**ENTRIES PROVIDED**

▶

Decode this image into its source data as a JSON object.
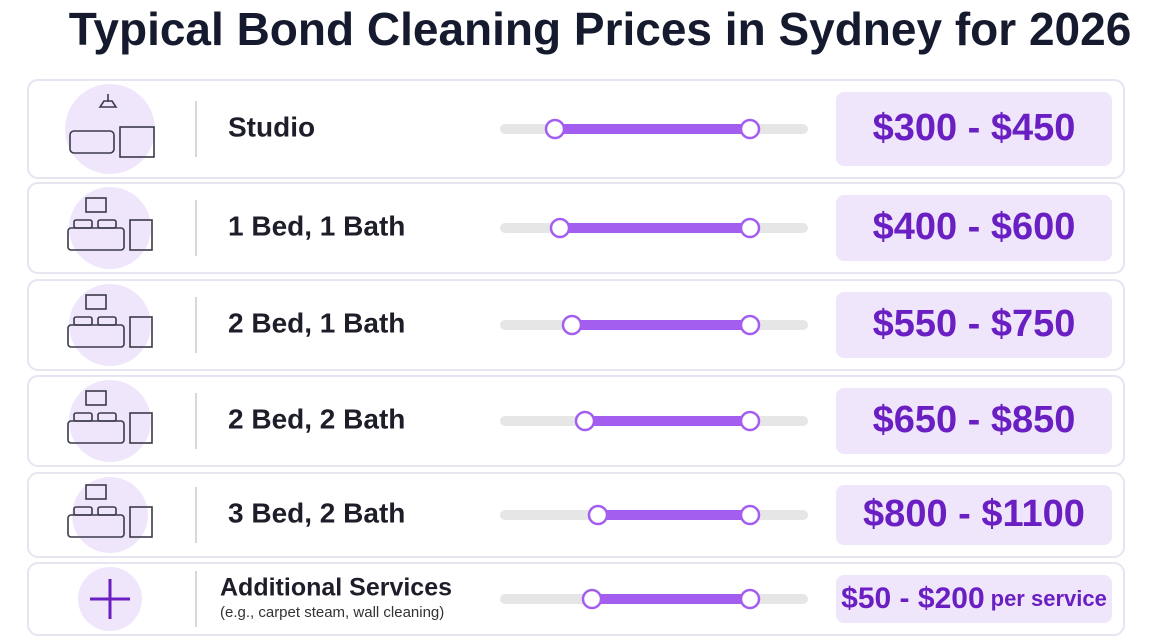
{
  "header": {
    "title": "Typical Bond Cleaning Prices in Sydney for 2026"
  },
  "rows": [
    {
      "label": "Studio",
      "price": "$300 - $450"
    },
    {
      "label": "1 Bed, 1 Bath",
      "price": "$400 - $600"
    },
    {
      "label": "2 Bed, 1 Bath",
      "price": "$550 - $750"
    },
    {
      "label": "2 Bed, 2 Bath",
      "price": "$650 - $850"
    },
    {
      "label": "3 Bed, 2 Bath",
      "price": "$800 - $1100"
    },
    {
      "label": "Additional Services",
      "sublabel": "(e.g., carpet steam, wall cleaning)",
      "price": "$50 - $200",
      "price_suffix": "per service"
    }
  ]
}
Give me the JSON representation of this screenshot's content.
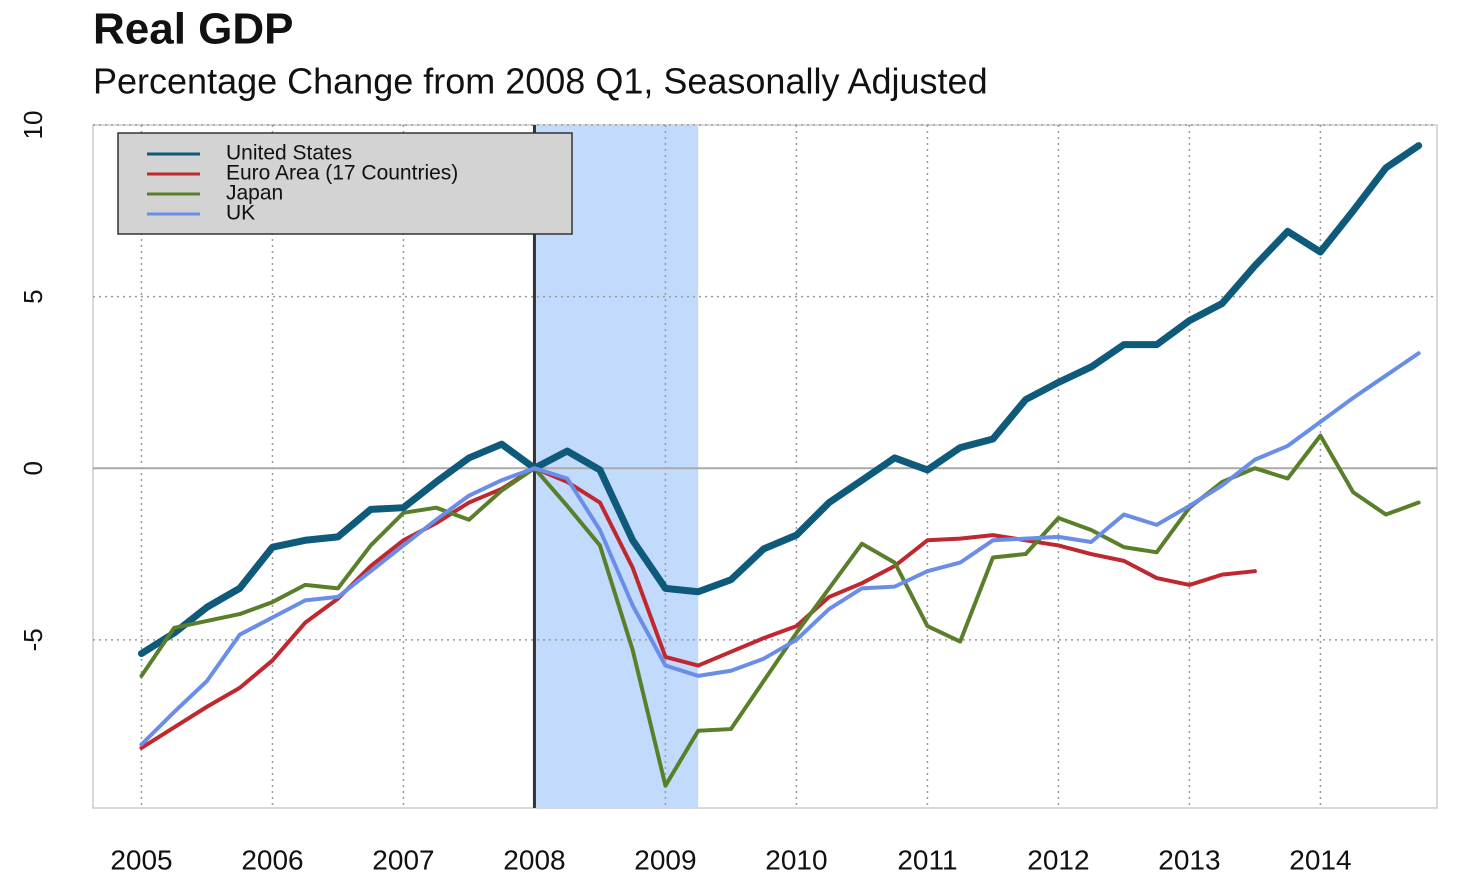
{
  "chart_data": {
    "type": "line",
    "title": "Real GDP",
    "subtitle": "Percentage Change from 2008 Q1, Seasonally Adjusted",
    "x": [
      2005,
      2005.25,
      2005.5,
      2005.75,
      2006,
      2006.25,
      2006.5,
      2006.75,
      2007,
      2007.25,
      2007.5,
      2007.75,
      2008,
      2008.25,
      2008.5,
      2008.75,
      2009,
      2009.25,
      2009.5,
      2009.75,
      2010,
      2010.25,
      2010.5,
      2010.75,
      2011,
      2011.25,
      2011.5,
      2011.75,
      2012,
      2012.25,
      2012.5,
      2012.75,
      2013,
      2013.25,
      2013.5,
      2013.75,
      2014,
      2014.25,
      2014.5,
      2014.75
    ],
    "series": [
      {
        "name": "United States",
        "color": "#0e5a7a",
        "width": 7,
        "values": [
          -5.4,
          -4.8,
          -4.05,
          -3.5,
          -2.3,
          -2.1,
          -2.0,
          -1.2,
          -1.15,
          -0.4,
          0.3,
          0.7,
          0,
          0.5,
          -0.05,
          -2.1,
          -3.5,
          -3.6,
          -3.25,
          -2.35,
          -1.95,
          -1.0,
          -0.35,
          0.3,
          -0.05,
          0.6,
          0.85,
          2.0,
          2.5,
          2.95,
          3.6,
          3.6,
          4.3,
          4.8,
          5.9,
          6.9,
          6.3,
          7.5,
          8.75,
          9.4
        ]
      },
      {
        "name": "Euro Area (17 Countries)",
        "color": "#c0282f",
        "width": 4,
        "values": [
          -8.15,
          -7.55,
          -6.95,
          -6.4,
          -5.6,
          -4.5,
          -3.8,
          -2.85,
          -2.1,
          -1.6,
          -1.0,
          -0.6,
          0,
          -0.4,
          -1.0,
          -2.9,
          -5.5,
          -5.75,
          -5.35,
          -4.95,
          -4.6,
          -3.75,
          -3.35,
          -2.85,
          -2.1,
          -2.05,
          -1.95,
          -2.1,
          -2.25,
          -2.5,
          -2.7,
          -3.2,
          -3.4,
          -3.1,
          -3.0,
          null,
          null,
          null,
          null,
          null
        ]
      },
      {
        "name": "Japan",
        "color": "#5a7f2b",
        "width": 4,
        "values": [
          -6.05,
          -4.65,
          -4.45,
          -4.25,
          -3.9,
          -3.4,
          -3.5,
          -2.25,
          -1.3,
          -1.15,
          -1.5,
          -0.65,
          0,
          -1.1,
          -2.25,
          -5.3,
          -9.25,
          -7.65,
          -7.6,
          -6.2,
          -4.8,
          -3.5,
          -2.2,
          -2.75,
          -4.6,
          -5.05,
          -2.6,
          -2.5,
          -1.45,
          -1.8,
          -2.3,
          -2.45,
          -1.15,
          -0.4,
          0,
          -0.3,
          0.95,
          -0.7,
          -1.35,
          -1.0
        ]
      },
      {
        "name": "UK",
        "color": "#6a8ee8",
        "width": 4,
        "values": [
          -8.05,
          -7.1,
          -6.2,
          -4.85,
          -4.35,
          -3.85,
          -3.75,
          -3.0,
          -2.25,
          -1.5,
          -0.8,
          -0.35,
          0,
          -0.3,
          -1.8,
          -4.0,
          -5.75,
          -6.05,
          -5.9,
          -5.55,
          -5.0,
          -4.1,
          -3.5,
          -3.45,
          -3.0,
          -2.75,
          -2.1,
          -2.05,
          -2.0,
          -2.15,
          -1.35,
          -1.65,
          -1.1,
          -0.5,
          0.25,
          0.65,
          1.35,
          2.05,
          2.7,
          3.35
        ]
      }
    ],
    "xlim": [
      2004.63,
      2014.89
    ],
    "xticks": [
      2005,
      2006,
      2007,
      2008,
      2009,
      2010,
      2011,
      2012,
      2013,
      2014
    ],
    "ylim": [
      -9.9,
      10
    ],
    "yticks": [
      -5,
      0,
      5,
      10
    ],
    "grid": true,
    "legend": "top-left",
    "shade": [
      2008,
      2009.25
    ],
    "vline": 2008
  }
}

◀

**YOUR OBJECTIVE**
Output the records above exactly; leave out the pictures.

**RIGHT ANSWER**
Decode this image into its source data as a JSON object.
{
  "header": {
    "title": "Typical Bond Cleaning Prices in Sydney for 2026"
  },
  "rows": [
    {
      "label": "Studio",
      "price": "$300 - $450"
    },
    {
      "label": "1 Bed, 1 Bath",
      "price": "$400 - $600"
    },
    {
      "label": "2 Bed, 1 Bath",
      "price": "$550 - $750"
    },
    {
      "label": "2 Bed, 2 Bath",
      "price": "$650 - $850"
    },
    {
      "label": "3 Bed, 2 Bath",
      "price": "$800 - $1100"
    },
    {
      "label": "Additional Services",
      "sublabel": "(e.g., carpet steam, wall cleaning)",
      "price": "$50 - $200",
      "price_suffix": "per service"
    }
  ]
}
Give me the JSON representation of this screenshot's content.
{
  "chart_data": {
    "type": "line",
    "title": "Real GDP",
    "subtitle": "Percentage Change from 2008 Q1, Seasonally Adjusted",
    "x": [
      2005,
      2005.25,
      2005.5,
      2005.75,
      2006,
      2006.25,
      2006.5,
      2006.75,
      2007,
      2007.25,
      2007.5,
      2007.75,
      2008,
      2008.25,
      2008.5,
      2008.75,
      2009,
      2009.25,
      2009.5,
      2009.75,
      2010,
      2010.25,
      2010.5,
      2010.75,
      2011,
      2011.25,
      2011.5,
      2011.75,
      2012,
      2012.25,
      2012.5,
      2012.75,
      2013,
      2013.25,
      2013.5,
      2013.75,
      2014,
      2014.25,
      2014.5,
      2014.75
    ],
    "series": [
      {
        "name": "United States",
        "color": "#0e5a7a",
        "width": 7,
        "values": [
          -5.4,
          -4.8,
          -4.05,
          -3.5,
          -2.3,
          -2.1,
          -2.0,
          -1.2,
          -1.15,
          -0.4,
          0.3,
          0.7,
          0,
          0.5,
          -0.05,
          -2.1,
          -3.5,
          -3.6,
          -3.25,
          -2.35,
          -1.95,
          -1.0,
          -0.35,
          0.3,
          -0.05,
          0.6,
          0.85,
          2.0,
          2.5,
          2.95,
          3.6,
          3.6,
          4.3,
          4.8,
          5.9,
          6.9,
          6.3,
          7.5,
          8.75,
          9.4
        ]
      },
      {
        "name": "Euro Area (17 Countries)",
        "color": "#c0282f",
        "width": 4,
        "values": [
          -8.15,
          -7.55,
          -6.95,
          -6.4,
          -5.6,
          -4.5,
          -3.8,
          -2.85,
          -2.1,
          -1.6,
          -1.0,
          -0.6,
          0,
          -0.4,
          -1.0,
          -2.9,
          -5.5,
          -5.75,
          -5.35,
          -4.95,
          -4.6,
          -3.75,
          -3.35,
          -2.85,
          -2.1,
          -2.05,
          -1.95,
          -2.1,
          -2.25,
          -2.5,
          -2.7,
          -3.2,
          -3.4,
          -3.1,
          -3.0,
          null,
          null,
          null,
          null,
          null
        ]
      },
      {
        "name": "Japan",
        "color": "#5a7f2b",
        "width": 4,
        "values": [
          -6.05,
          -4.65,
          -4.45,
          -4.25,
          -3.9,
          -3.4,
          -3.5,
          -2.25,
          -1.3,
          -1.15,
          -1.5,
          -0.65,
          0,
          -1.1,
          -2.25,
          -5.3,
          -9.25,
          -7.65,
          -7.6,
          -6.2,
          -4.8,
          -3.5,
          -2.2,
          -2.75,
          -4.6,
          -5.05,
          -2.6,
          -2.5,
          -1.45,
          -1.8,
          -2.3,
          -2.45,
          -1.15,
          -0.4,
          0,
          -0.3,
          0.95,
          -0.7,
          -1.35,
          -1.0
        ]
      },
      {
        "name": "UK",
        "color": "#6a8ee8",
        "width": 4,
        "values": [
          -8.05,
          -7.1,
          -6.2,
          -4.85,
          -4.35,
          -3.85,
          -3.75,
          -3.0,
          -2.25,
          -1.5,
          -0.8,
          -0.35,
          0,
          -0.3,
          -1.8,
          -4.0,
          -5.75,
          -6.05,
          -5.9,
          -5.55,
          -5.0,
          -4.1,
          -3.5,
          -3.45,
          -3.0,
          -2.75,
          -2.1,
          -2.05,
          -2.0,
          -2.15,
          -1.35,
          -1.65,
          -1.1,
          -0.5,
          0.25,
          0.65,
          1.35,
          2.05,
          2.7,
          3.35
        ]
      }
    ],
    "xlim": [
      2004.63,
      2014.89
    ],
    "xticks": [
      2005,
      2006,
      2007,
      2008,
      2009,
      2010,
      2011,
      2012,
      2013,
      2014
    ],
    "ylim": [
      -9.9,
      10
    ],
    "yticks": [
      -5,
      0,
      5,
      10
    ],
    "grid": true,
    "legend": "top-left",
    "shade": [
      2008,
      2009.25
    ],
    "vline": 2008
  }
}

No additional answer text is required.